▶ _Provided data_
● ● ● ● ● ● ●
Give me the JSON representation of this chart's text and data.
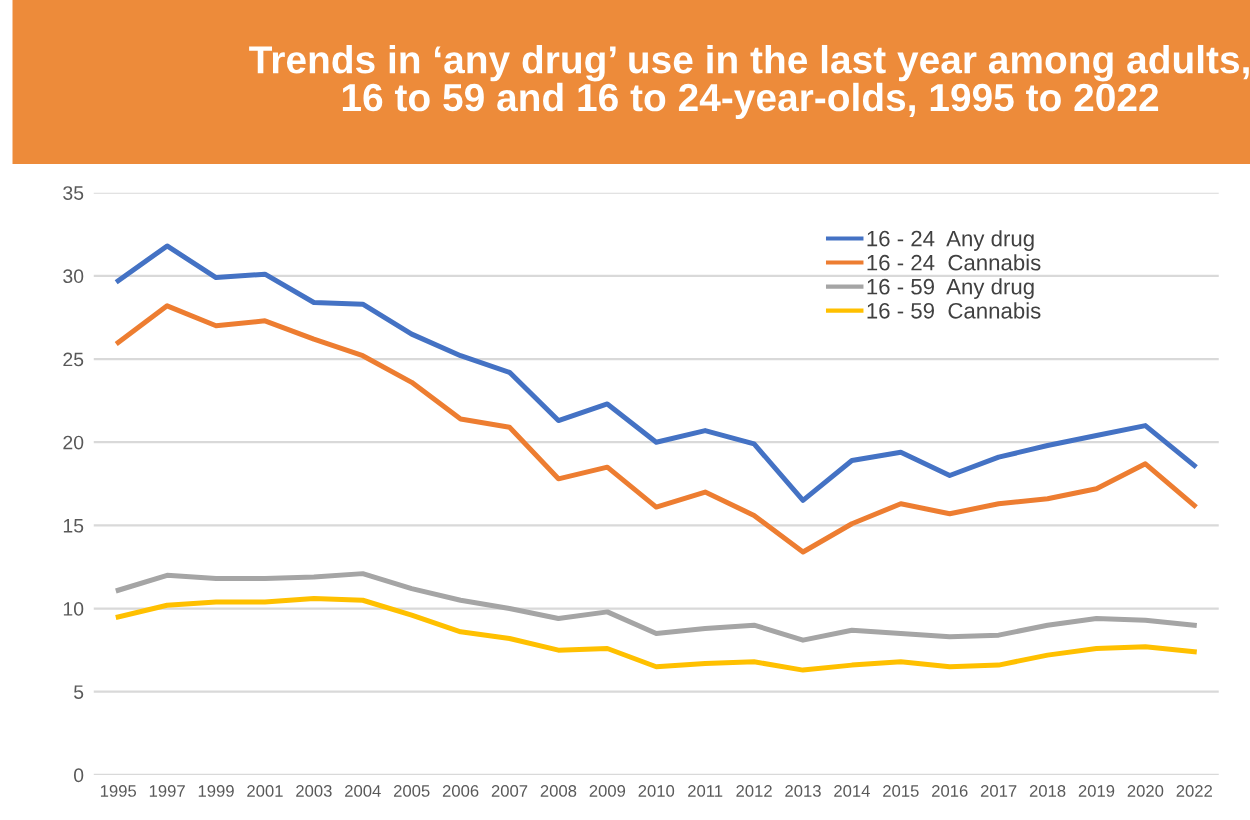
{
  "chart_data": {
    "type": "line",
    "title": "Trends in ‘any drug’ use in the last year among adults,\n16 to 59 and 16 to 24-year-olds, 1995 to 2022",
    "categories": [
      "1995",
      "1997",
      "1999",
      "2001",
      "2003",
      "2004",
      "2005",
      "2006",
      "2007",
      "2008",
      "2009",
      "2010",
      "2011",
      "2012",
      "2013",
      "2014",
      "2015",
      "2016",
      "2017",
      "2018",
      "2019",
      "2020",
      "2022"
    ],
    "series": [
      {
        "name": "16 - 24  Any drug",
        "color": "#4472c4",
        "values": [
          29.7,
          31.8,
          29.9,
          30.1,
          28.4,
          28.3,
          26.5,
          25.2,
          24.2,
          21.3,
          22.3,
          20.0,
          20.7,
          19.9,
          16.5,
          18.9,
          19.4,
          18.0,
          19.1,
          19.8,
          20.4,
          21.0,
          18.6
        ]
      },
      {
        "name": "16 - 24  Cannabis",
        "color": "#ed7d31",
        "values": [
          26.0,
          28.2,
          27.0,
          27.3,
          26.2,
          25.2,
          23.6,
          21.4,
          20.9,
          17.8,
          18.5,
          16.1,
          17.0,
          15.6,
          13.4,
          15.1,
          16.3,
          15.7,
          16.3,
          16.6,
          17.2,
          18.7,
          16.2
        ]
      },
      {
        "name": "16 - 59  Any drug",
        "color": "#a5a5a5",
        "values": [
          11.1,
          12.0,
          11.8,
          11.8,
          11.9,
          12.1,
          11.2,
          10.5,
          10.0,
          9.4,
          9.8,
          8.5,
          8.8,
          9.0,
          8.1,
          8.7,
          8.5,
          8.3,
          8.4,
          9.0,
          9.4,
          9.3,
          9.0
        ]
      },
      {
        "name": "16 - 59  Cannabis",
        "color": "#ffc000",
        "values": [
          9.5,
          10.2,
          10.4,
          10.4,
          10.6,
          10.5,
          9.6,
          8.6,
          8.2,
          7.5,
          7.6,
          6.5,
          6.7,
          6.8,
          6.3,
          6.6,
          6.8,
          6.5,
          6.6,
          7.2,
          7.6,
          7.7,
          7.4
        ]
      }
    ],
    "ylim": [
      0,
      35
    ],
    "yticks": [
      0,
      5,
      10,
      15,
      20,
      25,
      30,
      35
    ],
    "grid": "y",
    "legend": "top right",
    "marker": "none",
    "line_style": "solid"
  }
}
● ● ● ● ● ● ●
▶ _What you have to do_
For each line of the listing that holds the word "color", show that line.

▶ _Exercise result_
        "color": "#4472c4",
        "color": "#ed7d31",
        "color": "#a5a5a5",
        "color": "#ffc000",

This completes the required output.